>> Start Records to process

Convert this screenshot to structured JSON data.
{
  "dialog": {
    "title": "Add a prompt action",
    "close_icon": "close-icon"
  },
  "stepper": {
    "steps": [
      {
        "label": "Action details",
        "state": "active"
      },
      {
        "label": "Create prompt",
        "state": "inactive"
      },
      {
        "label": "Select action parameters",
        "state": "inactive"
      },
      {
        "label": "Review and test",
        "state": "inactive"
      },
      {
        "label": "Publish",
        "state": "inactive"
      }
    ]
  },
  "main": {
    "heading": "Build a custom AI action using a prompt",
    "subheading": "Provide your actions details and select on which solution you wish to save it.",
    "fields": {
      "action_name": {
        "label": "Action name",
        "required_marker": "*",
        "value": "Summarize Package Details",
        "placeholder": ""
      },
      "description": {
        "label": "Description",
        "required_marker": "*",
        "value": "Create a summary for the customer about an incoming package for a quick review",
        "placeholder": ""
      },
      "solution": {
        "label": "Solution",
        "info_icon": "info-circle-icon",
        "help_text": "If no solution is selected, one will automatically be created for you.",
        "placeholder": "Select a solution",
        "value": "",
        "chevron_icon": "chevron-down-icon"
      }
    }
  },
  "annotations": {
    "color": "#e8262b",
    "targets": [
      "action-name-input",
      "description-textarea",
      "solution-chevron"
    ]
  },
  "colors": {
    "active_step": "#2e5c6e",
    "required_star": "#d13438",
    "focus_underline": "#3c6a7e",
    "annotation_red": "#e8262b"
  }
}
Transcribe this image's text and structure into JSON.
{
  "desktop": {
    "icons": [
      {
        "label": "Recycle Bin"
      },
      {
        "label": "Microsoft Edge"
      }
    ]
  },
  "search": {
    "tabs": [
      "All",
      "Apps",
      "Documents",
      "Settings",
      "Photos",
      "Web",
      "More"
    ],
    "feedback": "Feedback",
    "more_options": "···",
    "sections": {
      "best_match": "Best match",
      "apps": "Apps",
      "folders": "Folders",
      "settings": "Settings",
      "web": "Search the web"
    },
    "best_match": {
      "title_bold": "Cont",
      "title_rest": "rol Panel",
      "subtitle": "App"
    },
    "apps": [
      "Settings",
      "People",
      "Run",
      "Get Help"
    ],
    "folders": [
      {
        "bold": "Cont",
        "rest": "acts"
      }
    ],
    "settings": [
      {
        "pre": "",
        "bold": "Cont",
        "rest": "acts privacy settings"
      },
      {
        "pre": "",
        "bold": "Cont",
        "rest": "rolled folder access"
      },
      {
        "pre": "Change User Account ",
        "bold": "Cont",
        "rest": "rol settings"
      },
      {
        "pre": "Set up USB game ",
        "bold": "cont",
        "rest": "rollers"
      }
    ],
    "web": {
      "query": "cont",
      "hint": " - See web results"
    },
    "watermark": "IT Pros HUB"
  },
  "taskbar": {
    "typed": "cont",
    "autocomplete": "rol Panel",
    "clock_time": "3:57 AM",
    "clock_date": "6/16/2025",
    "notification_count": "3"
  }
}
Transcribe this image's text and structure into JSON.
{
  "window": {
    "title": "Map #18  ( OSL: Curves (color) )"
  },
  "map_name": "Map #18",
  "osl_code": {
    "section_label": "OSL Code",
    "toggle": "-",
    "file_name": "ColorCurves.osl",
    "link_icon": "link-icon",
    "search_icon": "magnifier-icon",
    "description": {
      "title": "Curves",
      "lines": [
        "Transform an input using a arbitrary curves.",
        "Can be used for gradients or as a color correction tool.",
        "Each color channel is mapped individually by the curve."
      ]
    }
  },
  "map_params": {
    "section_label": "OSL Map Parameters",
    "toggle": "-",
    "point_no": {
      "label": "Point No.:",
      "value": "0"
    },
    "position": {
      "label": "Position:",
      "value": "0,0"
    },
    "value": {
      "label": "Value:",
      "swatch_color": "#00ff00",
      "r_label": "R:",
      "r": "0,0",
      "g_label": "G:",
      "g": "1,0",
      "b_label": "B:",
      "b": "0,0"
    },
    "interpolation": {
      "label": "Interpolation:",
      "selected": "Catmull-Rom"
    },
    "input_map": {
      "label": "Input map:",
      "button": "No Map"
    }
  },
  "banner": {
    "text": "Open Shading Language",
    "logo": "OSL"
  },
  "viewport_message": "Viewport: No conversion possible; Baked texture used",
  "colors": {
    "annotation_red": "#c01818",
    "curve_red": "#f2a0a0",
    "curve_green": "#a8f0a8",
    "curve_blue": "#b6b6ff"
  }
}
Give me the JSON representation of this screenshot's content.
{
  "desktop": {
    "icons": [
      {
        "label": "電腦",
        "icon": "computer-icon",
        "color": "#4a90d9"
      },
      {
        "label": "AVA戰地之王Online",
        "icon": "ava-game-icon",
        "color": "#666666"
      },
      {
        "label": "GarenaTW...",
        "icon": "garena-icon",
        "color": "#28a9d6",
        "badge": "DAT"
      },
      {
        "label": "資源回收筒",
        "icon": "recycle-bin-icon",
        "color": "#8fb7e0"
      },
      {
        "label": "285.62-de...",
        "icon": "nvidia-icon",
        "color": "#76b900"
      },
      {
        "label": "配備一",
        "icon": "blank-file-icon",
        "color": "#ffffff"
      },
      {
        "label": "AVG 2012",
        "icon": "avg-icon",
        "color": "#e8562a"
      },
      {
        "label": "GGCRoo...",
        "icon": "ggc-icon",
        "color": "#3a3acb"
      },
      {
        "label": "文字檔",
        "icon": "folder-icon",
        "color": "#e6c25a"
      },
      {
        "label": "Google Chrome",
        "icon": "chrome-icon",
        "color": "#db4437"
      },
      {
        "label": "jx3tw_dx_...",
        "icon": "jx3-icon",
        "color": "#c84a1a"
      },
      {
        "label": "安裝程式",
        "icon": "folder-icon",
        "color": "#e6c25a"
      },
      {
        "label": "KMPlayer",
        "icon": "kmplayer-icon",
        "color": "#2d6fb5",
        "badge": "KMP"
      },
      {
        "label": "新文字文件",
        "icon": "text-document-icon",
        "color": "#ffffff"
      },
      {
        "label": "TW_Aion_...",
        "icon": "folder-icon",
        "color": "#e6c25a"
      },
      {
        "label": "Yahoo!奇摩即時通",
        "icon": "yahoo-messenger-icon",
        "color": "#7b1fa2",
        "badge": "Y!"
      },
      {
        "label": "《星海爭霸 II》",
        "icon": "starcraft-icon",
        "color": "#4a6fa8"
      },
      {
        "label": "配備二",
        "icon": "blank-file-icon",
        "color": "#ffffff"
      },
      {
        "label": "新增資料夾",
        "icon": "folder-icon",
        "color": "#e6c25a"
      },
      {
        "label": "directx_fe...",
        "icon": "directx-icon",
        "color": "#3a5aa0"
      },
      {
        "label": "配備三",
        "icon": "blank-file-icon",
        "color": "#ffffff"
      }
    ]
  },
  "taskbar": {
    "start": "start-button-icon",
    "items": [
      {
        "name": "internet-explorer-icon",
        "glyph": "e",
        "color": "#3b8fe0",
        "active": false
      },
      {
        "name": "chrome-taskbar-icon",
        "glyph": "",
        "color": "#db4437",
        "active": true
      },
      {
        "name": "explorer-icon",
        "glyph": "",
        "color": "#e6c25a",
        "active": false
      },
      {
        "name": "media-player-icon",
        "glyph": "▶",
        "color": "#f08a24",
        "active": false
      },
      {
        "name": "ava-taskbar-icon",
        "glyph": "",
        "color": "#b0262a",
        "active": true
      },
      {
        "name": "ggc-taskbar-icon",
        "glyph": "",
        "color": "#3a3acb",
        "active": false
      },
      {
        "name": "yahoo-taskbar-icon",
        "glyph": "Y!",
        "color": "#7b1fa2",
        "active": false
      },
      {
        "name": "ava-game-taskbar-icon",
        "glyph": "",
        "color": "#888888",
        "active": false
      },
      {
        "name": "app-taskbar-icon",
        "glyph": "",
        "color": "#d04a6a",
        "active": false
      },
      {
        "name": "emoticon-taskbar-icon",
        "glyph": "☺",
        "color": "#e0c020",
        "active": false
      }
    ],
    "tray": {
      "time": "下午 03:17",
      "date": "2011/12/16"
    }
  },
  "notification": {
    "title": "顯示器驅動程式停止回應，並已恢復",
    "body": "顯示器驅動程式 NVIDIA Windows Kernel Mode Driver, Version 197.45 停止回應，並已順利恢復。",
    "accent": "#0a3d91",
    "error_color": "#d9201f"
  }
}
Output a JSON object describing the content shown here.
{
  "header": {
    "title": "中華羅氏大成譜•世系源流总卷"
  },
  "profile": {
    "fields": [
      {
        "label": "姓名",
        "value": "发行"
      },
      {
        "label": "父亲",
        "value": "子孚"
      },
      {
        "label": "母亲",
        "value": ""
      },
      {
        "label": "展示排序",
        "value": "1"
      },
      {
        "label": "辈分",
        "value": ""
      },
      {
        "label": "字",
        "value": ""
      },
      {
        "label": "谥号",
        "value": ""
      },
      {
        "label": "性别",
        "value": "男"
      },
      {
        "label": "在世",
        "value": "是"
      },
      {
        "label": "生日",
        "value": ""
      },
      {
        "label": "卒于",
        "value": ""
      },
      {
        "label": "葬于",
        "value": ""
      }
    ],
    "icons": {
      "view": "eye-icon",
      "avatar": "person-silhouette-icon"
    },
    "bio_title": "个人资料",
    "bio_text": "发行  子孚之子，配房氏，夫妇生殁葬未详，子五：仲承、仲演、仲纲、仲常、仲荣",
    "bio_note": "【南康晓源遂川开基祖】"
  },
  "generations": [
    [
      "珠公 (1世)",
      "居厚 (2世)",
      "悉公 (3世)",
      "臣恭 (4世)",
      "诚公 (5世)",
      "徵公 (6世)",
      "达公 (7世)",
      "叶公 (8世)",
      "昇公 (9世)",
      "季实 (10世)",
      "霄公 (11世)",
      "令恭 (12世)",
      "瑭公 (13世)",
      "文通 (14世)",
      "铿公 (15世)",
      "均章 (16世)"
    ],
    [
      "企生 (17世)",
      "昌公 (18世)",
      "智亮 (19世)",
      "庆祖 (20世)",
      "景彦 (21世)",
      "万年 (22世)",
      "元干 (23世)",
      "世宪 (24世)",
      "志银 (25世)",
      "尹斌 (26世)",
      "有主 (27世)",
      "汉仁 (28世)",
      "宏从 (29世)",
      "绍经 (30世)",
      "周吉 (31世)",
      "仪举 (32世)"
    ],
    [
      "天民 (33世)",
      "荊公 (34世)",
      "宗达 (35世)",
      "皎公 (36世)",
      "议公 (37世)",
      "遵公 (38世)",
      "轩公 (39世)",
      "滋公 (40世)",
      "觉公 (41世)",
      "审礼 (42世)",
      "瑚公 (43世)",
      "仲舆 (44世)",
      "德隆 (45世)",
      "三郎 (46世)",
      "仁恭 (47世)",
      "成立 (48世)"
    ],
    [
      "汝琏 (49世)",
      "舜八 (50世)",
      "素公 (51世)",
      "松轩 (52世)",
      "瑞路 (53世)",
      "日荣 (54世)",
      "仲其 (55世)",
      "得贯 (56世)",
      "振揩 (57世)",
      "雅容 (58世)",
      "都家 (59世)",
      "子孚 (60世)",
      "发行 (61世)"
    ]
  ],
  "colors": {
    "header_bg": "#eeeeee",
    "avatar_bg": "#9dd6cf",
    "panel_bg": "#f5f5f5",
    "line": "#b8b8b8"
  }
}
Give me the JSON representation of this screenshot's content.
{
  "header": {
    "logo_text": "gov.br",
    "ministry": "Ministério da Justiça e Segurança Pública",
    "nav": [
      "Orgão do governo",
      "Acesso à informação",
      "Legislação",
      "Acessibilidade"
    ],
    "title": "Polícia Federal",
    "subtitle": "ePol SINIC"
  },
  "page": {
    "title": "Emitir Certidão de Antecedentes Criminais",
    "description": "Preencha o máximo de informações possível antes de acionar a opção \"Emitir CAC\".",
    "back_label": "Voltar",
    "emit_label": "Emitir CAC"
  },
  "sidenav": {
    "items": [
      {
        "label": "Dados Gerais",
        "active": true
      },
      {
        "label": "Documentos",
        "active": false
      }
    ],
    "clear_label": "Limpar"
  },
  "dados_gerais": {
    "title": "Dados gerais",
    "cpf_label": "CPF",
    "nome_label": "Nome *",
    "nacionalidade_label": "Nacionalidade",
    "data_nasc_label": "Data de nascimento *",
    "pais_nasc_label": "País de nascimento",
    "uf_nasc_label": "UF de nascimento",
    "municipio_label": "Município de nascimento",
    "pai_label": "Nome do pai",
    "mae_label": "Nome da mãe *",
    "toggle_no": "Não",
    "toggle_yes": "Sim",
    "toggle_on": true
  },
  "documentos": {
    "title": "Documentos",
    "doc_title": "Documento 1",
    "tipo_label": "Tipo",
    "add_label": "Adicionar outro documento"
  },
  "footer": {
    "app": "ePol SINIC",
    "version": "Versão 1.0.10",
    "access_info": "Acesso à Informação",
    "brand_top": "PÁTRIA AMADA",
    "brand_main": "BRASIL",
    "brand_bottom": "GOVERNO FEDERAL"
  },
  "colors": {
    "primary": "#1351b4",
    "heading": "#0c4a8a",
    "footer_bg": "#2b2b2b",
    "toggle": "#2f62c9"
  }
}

>> End Records to process

**Goal**: Pick out the lines that include the word "Acesso" and write them out.

**Expected output**:
      "Acesso à informação",
    "access_info": "Acesso à Informação",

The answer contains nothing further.